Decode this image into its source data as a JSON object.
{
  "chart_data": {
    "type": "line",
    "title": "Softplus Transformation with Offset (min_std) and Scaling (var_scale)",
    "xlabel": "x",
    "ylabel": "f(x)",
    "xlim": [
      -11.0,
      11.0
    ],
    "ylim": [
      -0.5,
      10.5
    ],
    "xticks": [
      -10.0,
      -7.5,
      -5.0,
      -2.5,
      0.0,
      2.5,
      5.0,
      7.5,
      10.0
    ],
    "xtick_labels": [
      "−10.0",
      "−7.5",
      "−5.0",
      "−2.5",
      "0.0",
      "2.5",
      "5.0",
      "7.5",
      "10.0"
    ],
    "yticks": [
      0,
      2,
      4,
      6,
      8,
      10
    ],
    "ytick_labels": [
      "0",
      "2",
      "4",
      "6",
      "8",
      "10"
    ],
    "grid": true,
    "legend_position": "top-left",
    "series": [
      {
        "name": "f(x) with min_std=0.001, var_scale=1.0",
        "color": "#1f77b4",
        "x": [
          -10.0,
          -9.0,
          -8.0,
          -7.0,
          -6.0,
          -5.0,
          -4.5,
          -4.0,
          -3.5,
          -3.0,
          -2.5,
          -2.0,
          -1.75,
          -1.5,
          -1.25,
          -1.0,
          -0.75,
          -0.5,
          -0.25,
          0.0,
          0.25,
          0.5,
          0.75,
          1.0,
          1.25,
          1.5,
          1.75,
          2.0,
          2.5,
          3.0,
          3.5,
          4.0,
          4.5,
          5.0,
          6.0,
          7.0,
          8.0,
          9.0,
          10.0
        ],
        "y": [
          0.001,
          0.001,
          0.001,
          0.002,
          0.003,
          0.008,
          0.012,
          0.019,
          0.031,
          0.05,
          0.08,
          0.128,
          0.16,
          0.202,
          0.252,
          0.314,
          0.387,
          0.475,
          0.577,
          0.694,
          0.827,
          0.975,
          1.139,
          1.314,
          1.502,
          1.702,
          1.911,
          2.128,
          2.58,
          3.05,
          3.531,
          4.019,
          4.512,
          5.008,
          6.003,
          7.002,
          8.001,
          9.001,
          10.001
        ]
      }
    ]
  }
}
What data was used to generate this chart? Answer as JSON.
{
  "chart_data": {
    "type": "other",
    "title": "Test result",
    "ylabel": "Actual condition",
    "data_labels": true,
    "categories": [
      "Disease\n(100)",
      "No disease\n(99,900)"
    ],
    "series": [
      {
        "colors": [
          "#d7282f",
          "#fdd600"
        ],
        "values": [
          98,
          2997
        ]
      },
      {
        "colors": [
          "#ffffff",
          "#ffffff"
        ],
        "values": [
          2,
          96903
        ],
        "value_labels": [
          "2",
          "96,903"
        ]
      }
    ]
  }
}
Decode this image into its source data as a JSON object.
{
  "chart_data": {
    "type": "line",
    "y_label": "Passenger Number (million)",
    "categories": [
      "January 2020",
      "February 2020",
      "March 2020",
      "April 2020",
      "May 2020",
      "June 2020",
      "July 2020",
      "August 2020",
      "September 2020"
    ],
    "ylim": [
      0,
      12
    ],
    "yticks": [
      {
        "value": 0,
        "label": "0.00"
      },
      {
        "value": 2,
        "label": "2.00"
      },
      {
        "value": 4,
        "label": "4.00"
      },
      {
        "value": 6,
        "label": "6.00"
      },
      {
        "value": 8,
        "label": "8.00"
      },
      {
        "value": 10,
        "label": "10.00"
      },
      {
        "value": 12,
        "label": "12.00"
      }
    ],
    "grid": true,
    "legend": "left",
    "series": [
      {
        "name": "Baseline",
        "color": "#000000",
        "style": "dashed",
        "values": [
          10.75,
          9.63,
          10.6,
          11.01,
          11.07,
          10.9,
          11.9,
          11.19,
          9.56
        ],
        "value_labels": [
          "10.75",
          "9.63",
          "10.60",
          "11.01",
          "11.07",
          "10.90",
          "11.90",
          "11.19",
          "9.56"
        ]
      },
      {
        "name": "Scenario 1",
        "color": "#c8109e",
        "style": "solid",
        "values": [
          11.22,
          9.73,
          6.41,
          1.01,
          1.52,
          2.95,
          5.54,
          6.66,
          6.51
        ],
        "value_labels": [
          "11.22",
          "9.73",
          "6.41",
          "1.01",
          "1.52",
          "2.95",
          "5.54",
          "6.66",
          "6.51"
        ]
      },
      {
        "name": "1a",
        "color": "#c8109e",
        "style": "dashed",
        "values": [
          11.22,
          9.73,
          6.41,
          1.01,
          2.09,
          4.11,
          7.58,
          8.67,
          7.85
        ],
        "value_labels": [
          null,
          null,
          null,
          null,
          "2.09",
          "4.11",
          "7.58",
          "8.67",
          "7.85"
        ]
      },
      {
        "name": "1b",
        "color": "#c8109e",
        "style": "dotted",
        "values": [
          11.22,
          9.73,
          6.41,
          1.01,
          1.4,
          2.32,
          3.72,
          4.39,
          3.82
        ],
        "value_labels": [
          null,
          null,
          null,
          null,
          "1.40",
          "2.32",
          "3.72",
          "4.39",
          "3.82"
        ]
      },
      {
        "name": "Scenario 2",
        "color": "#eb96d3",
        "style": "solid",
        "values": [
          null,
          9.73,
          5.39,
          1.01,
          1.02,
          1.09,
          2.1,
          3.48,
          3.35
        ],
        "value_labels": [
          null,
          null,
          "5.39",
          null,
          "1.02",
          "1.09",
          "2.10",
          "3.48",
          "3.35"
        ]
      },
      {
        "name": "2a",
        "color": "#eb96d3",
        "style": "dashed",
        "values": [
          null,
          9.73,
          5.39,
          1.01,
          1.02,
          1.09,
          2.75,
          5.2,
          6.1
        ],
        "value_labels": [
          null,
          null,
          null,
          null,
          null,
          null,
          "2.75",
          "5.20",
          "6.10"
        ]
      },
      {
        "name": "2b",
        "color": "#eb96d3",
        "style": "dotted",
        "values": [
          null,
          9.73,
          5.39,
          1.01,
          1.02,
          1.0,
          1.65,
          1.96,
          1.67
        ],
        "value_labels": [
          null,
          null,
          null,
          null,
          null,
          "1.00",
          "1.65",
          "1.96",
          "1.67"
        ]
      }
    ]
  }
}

* [WHAT YOU WILL DO]: Track down every line with the word "left" and copy it.

* [ANSWER TO THE EXERCISE]:
    "legend_position": "top-left",
    "legend": "left",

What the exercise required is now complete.